§ **What the task requires**:
Reproduce the entire listing word for word.

======== Records supplied ========

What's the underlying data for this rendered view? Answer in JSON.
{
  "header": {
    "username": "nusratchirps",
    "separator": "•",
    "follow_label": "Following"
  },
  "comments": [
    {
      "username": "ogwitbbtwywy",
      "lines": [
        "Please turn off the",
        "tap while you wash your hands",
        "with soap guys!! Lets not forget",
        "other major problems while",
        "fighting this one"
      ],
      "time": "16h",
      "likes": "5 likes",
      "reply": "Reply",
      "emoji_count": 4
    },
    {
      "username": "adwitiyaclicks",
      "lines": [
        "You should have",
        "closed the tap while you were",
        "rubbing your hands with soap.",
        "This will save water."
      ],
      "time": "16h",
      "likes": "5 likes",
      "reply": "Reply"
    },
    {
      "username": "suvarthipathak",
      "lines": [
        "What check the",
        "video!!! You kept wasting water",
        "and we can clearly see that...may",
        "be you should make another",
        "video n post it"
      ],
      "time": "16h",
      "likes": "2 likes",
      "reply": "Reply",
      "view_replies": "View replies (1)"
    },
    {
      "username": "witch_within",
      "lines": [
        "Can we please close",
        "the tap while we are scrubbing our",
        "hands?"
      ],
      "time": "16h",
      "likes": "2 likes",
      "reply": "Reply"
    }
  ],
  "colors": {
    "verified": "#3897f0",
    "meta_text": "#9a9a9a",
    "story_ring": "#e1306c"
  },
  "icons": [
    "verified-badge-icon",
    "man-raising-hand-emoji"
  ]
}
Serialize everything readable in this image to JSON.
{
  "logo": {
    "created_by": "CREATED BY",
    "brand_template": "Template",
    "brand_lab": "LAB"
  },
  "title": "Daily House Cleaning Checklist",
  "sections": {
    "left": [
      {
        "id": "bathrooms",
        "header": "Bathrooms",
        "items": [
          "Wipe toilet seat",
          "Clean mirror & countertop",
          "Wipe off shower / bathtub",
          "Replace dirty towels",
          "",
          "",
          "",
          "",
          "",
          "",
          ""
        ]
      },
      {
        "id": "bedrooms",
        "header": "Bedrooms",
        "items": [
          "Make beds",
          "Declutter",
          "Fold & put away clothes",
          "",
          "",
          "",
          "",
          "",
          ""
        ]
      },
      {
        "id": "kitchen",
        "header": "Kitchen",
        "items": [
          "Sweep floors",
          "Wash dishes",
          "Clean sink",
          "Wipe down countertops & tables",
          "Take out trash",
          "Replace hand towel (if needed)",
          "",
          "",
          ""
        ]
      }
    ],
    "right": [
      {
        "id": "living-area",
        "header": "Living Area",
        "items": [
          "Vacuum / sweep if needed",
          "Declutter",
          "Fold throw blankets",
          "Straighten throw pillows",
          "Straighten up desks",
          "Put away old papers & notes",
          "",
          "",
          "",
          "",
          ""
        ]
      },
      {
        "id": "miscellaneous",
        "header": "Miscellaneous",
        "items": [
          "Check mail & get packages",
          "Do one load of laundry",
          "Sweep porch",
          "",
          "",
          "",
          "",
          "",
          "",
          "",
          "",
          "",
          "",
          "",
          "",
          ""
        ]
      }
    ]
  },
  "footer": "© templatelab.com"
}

========

§ **Solution to the problem**:
What's the underlying data for this rendered view? Answer in JSON.
{
  "header": {
    "username": "nusratchirps",
    "separator": "•",
    "follow_label": "Following"
  },
  "comments": [
    {
      "username": "ogwitbbtwywy",
      "lines": [
        "Please turn off the",
        "tap while you wash your hands",
        "with soap guys!! Lets not forget",
        "other major problems while",
        "fighting this one"
      ],
      "time": "16h",
      "likes": "5 likes",
      "reply": "Reply",
      "emoji_count": 4
    },
    {
      "username": "adwitiyaclicks",
      "lines": [
        "You should have",
        "closed the tap while you were",
        "rubbing your hands with soap.",
        "This will save water."
      ],
      "time": "16h",
      "likes": "5 likes",
      "reply": "Reply"
    },
    {
      "username": "suvarthipathak",
      "lines": [
        "What check the",
        "video!!! You kept wasting water",
        "and we can clearly see that...may",
        "be you should make another",
        "video n post it"
      ],
      "time": "16h",
      "likes": "2 likes",
      "reply": "Reply",
      "view_replies": "View replies (1)"
    },
    {
      "username": "witch_within",
      "lines": [
        "Can we please close",
        "the tap while we are scrubbing our",
        "hands?"
      ],
      "time": "16h",
      "likes": "2 likes",
      "reply": "Reply"
    }
  ],
  "colors": {
    "verified": "#3897f0",
    "meta_text": "#9a9a9a",
    "story_ring": "#e1306c"
  },
  "icons": [
    "verified-badge-icon",
    "man-raising-hand-emoji"
  ]
}
Serialize everything readable in this image to JSON.
{
  "logo": {
    "created_by": "CREATED BY",
    "brand_template": "Template",
    "brand_lab": "LAB"
  },
  "title": "Daily House Cleaning Checklist",
  "sections": {
    "left": [
      {
        "id": "bathrooms",
        "header": "Bathrooms",
        "items": [
          "Wipe toilet seat",
          "Clean mirror & countertop",
          "Wipe off shower / bathtub",
          "Replace dirty towels",
          "",
          "",
          "",
          "",
          "",
          "",
          ""
        ]
      },
      {
        "id": "bedrooms",
        "header": "Bedrooms",
        "items": [
          "Make beds",
          "Declutter",
          "Fold & put away clothes",
          "",
          "",
          "",
          "",
          "",
          ""
        ]
      },
      {
        "id": "kitchen",
        "header": "Kitchen",
        "items": [
          "Sweep floors",
          "Wash dishes",
          "Clean sink",
          "Wipe down countertops & tables",
          "Take out trash",
          "Replace hand towel (if needed)",
          "",
          "",
          ""
        ]
      }
    ],
    "right": [
      {
        "id": "living-area",
        "header": "Living Area",
        "items": [
          "Vacuum / sweep if needed",
          "Declutter",
          "Fold throw blankets",
          "Straighten throw pillows",
          "Straighten up desks",
          "Put away old papers & notes",
          "",
          "",
          "",
          "",
          ""
        ]
      },
      {
        "id": "miscellaneous",
        "header": "Miscellaneous",
        "items": [
          "Check mail & get packages",
          "Do one load of laundry",
          "Sweep porch",
          "",
          "",
          "",
          "",
          "",
          "",
          "",
          "",
          "",
          "",
          "",
          "",
          ""
        ]
      }
    ]
  },
  "footer": "© templatelab.com"
}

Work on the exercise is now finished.